** Dataset content **
_ _ _ _ _ _ _

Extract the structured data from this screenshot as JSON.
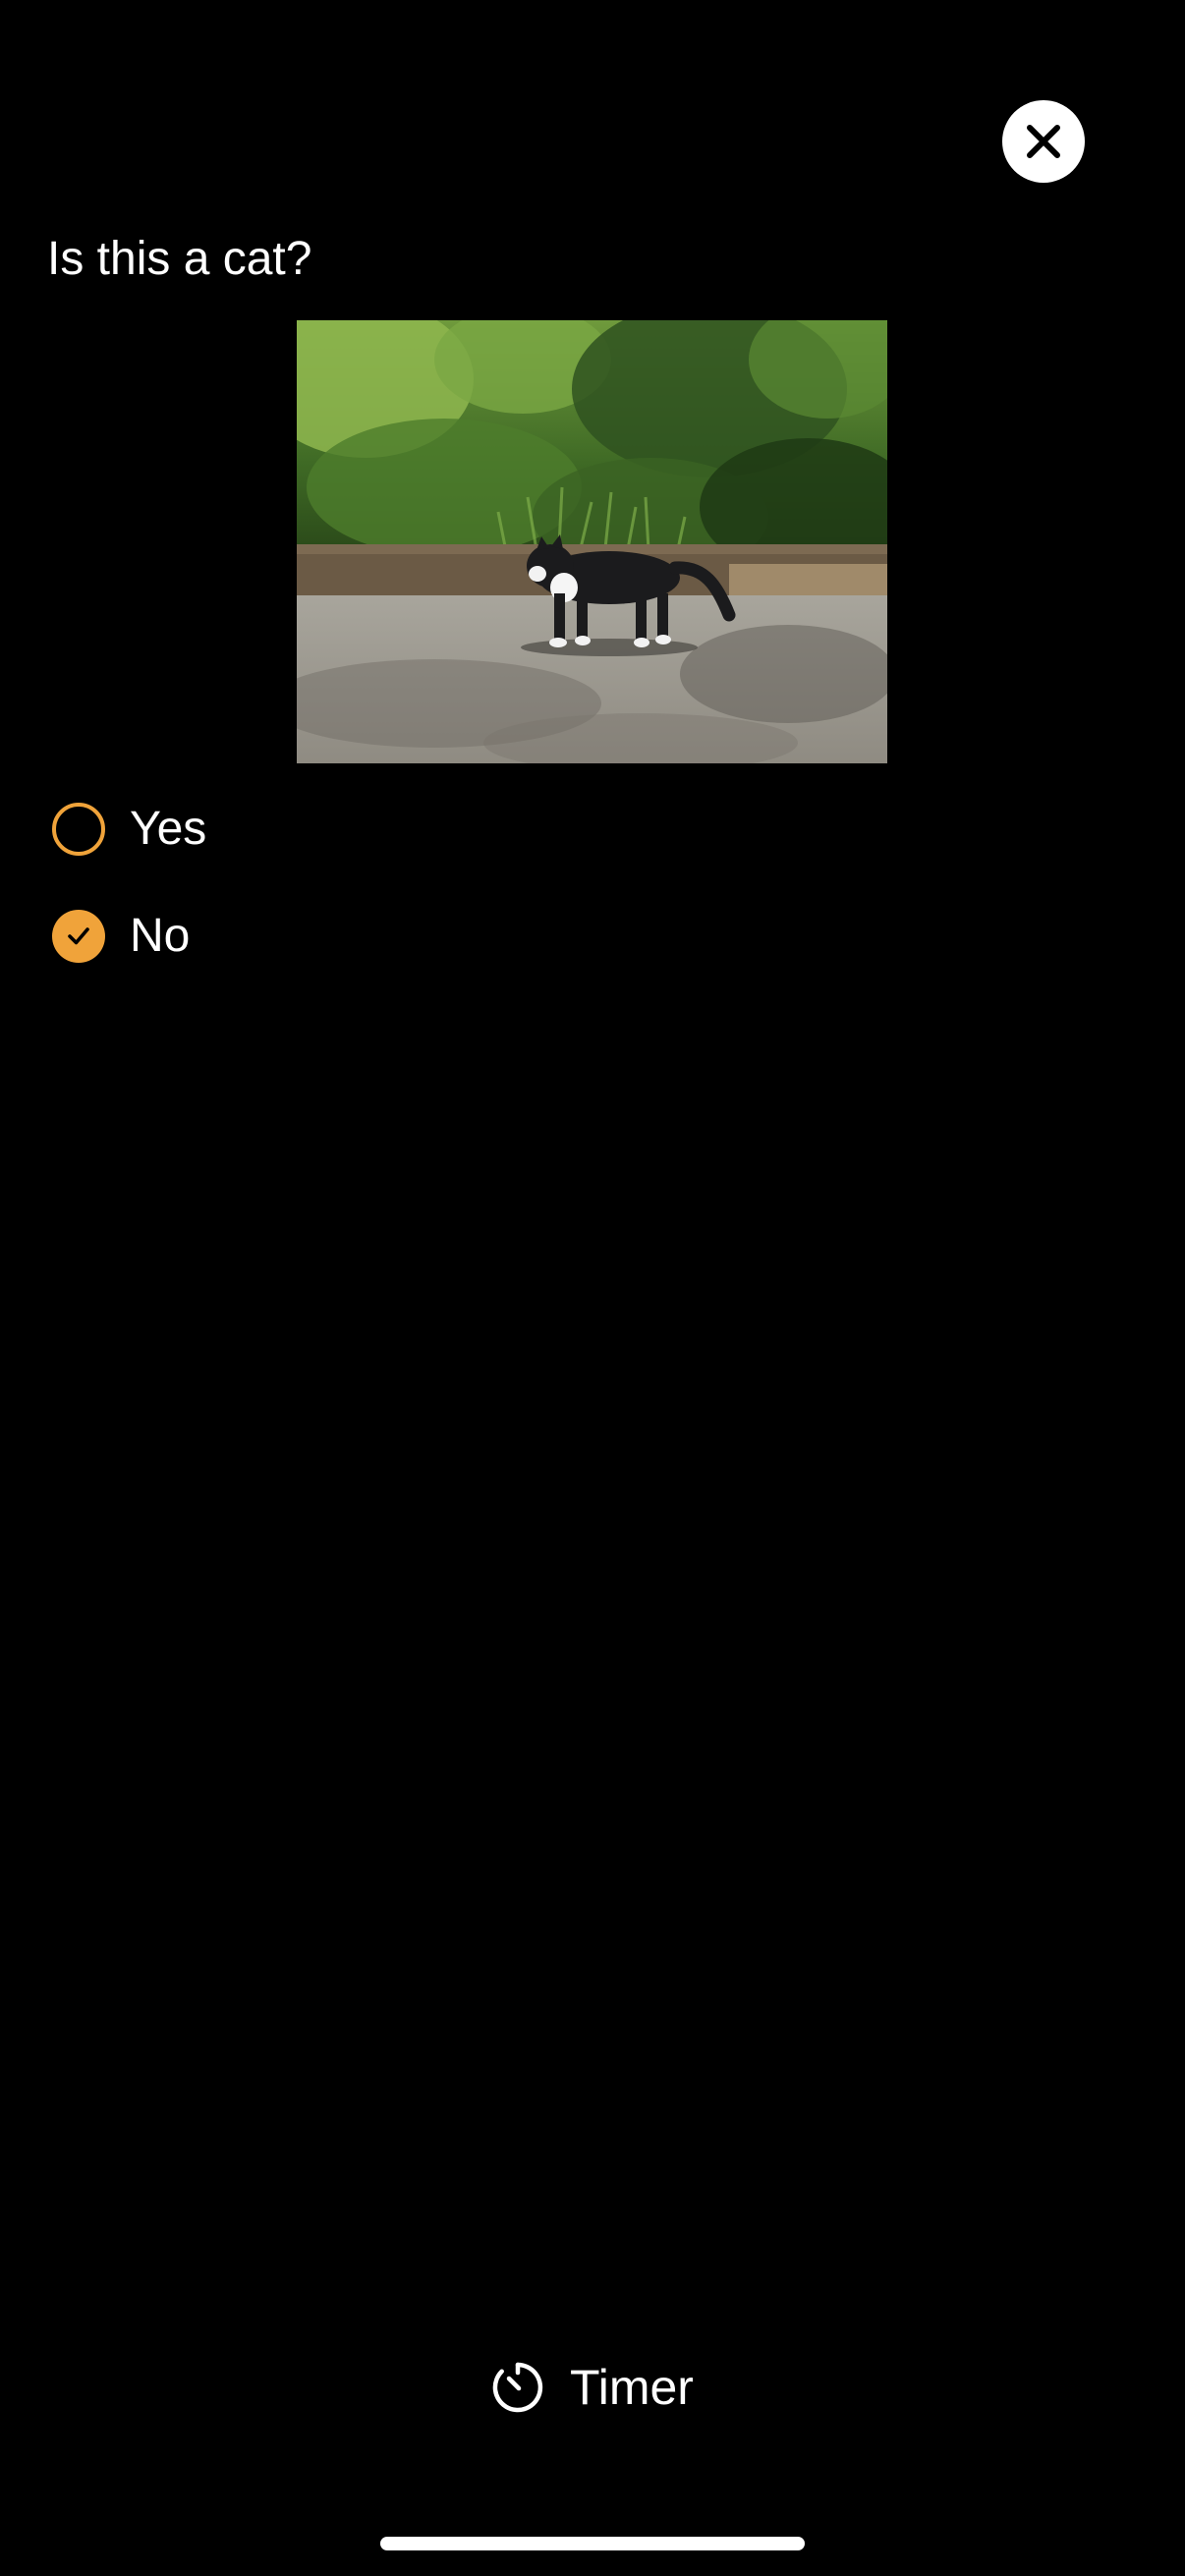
{
  "close_button": {
    "icon": "close-icon",
    "background": "#FFFFFF"
  },
  "question": {
    "text": "Is this a cat?"
  },
  "photo": {
    "subject": "black-and-white cat walking on a paved path in front of green bushes"
  },
  "options": [
    {
      "label": "Yes",
      "selected": false
    },
    {
      "label": "No",
      "selected": true
    }
  ],
  "accent_color": "#F0A33A",
  "footer": {
    "timer_label": "Timer",
    "timer_icon": "timer-icon"
  }
}
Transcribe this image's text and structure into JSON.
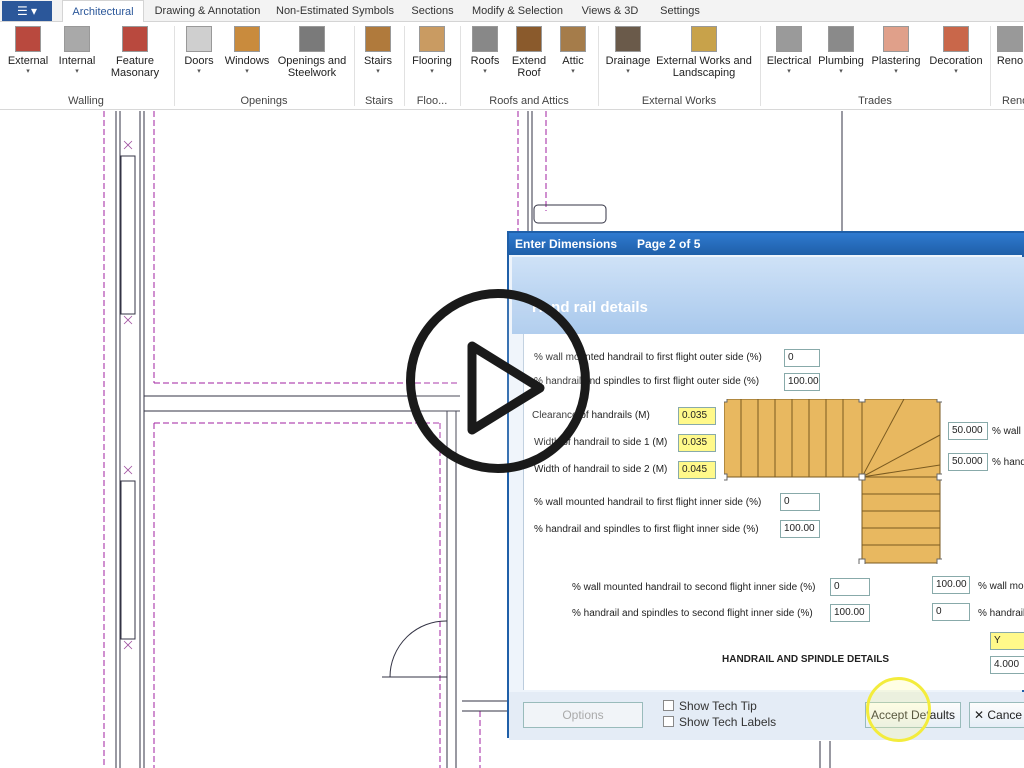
{
  "app_button": "☰ ▾",
  "tabs": [
    "Architectural",
    "Drawing & Annotation",
    "Non-Estimated Symbols",
    "Sections",
    "Modify & Selection",
    "Views & 3D",
    "Settings"
  ],
  "ribbon": {
    "buttons": [
      {
        "label": "External",
        "color": "#b9493e"
      },
      {
        "label": "Internal",
        "color": "#a9a9a9"
      },
      {
        "label": "Feature Masonary",
        "color": "#b9493e"
      },
      {
        "label": "Doors",
        "color": "#cfcfcf"
      },
      {
        "label": "Windows",
        "color": "#c98b3d"
      },
      {
        "label": "Openings and Steelwork",
        "color": "#7a7a7a"
      },
      {
        "label": "Stairs",
        "color": "#b07a3c"
      },
      {
        "label": "Flooring",
        "color": "#c99b62"
      },
      {
        "label": "Roofs",
        "color": "#888888"
      },
      {
        "label": "Extend Roof",
        "color": "#8a5a2c"
      },
      {
        "label": "Attic",
        "color": "#a57c4a"
      },
      {
        "label": "Drainage",
        "color": "#6a5a4a"
      },
      {
        "label": "External Works and Landscaping",
        "color": "#c8a24a"
      },
      {
        "label": "Electrical",
        "color": "#9a9a9a"
      },
      {
        "label": "Plumbing",
        "color": "#8a8a8a"
      },
      {
        "label": "Plastering",
        "color": "#e0a08a"
      },
      {
        "label": "Decoration",
        "color": "#c9674a"
      },
      {
        "label": "Reno",
        "color": "#999999"
      }
    ],
    "groups": [
      "Walling",
      "Openings",
      "Stairs",
      "Floo...",
      "Roofs and Attics",
      "External Works",
      "Trades",
      "Reno"
    ]
  },
  "dialog": {
    "title": "Enter Dimensions",
    "page": "Page 2 of 5",
    "heading": "Hand rail details",
    "rows_left": [
      {
        "label": "% wall mounted handrail to first flight outer side (%)",
        "value": "0"
      },
      {
        "label": "% handrail and spindles to first flight outer side (%)",
        "value": "100.00"
      },
      {
        "label": "Clearance of handrails (M)",
        "value": "0.035"
      },
      {
        "label": "Width of handrail to side 1 (M)",
        "value": "0.035"
      },
      {
        "label": "Width of handrail to side 2 (M)",
        "value": "0.045"
      },
      {
        "label": "% wall mounted handrail to first flight inner side (%)",
        "value": "0"
      },
      {
        "label": "% handrail and spindles to first flight inner side (%)",
        "value": "100.00"
      },
      {
        "label": "% wall mounted handrail to second flight inner side (%)",
        "value": "0"
      },
      {
        "label": "% handrail and spindles to second flight inner side (%)",
        "value": "100.00"
      }
    ],
    "rows_right": [
      {
        "value": "50.000",
        "label": "% wall m"
      },
      {
        "value": "50.000",
        "label": "% handr"
      },
      {
        "value": "100.00",
        "label": "% wall mou"
      },
      {
        "value": "0",
        "label": "% handrail"
      },
      {
        "value": "Y",
        "label": ""
      },
      {
        "value": "4.000",
        "label": ""
      }
    ],
    "section_label": "HANDRAIL AND SPINDLE DETAILS",
    "footer": {
      "options": "Options",
      "show_tech_tip": "Show Tech Tip",
      "show_tech_labels": "Show Tech Labels",
      "accept": "Accept Defaults",
      "cancel": "✕ Cance"
    }
  },
  "colors": {
    "accent": "#2b579a",
    "dialog_border": "#1f5fa8",
    "field_highlight": "#fff98a",
    "wall_line": "#a020a0"
  }
}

_ _ _ _ _ _ _

** Exercise brief **
Copy out the lines in which the string "mounted" appears.

** Result of this exercise **
        "label": "% wall mounted handrail to first flight outer side (%)",
        "label": "% wall mounted handrail to first flight inner side (%)",
        "label": "% wall mounted handrail to second flight inner side (%)",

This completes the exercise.